Gather up the lines with the word "draw" in them.

# INPUT DATA:
** START **
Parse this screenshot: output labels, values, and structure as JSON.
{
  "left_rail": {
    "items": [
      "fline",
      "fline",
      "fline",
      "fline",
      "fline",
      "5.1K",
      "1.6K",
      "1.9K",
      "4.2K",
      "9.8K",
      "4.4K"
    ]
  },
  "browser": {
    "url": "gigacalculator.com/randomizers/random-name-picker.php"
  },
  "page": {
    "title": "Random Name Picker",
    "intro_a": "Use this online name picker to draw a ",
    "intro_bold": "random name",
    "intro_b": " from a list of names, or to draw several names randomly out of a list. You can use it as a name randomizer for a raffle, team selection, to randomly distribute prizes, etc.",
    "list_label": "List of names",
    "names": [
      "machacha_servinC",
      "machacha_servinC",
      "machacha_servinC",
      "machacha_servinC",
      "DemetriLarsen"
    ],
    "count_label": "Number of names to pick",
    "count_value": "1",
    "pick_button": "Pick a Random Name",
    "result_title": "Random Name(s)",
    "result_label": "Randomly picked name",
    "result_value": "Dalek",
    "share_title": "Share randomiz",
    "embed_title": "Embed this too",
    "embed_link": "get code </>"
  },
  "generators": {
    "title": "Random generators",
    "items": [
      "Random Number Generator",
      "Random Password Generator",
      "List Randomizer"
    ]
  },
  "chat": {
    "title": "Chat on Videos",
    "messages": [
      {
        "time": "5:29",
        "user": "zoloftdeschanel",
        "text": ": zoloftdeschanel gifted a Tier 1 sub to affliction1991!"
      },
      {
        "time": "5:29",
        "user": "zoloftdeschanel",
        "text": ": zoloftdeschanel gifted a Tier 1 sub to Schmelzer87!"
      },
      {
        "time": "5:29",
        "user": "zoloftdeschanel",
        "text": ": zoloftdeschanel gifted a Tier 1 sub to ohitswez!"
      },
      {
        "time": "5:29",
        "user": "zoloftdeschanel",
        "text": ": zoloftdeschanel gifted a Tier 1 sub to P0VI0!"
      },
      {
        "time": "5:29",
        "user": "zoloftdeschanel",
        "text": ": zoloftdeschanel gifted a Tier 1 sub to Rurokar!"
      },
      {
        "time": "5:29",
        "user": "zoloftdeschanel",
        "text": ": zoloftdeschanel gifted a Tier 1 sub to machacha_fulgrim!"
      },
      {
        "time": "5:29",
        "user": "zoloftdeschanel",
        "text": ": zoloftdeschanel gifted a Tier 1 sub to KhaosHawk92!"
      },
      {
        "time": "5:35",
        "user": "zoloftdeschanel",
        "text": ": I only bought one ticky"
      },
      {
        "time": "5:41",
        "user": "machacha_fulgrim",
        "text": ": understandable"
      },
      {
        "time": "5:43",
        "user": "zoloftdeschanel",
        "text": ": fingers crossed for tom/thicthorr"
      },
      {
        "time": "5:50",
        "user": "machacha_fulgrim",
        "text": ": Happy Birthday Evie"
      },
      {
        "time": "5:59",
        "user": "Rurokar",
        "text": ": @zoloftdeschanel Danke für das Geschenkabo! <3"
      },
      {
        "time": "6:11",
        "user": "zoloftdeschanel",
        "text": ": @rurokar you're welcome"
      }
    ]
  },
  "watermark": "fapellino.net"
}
** END **
# THE RESPONSE:
    "intro_a": "Use this online name picker to draw a ",
    "intro_b": " from a list of names, or to draw several names randomly out of a list. You can use it as a name randomizer for a raffle, team selection, to randomly distribute prizes, etc.",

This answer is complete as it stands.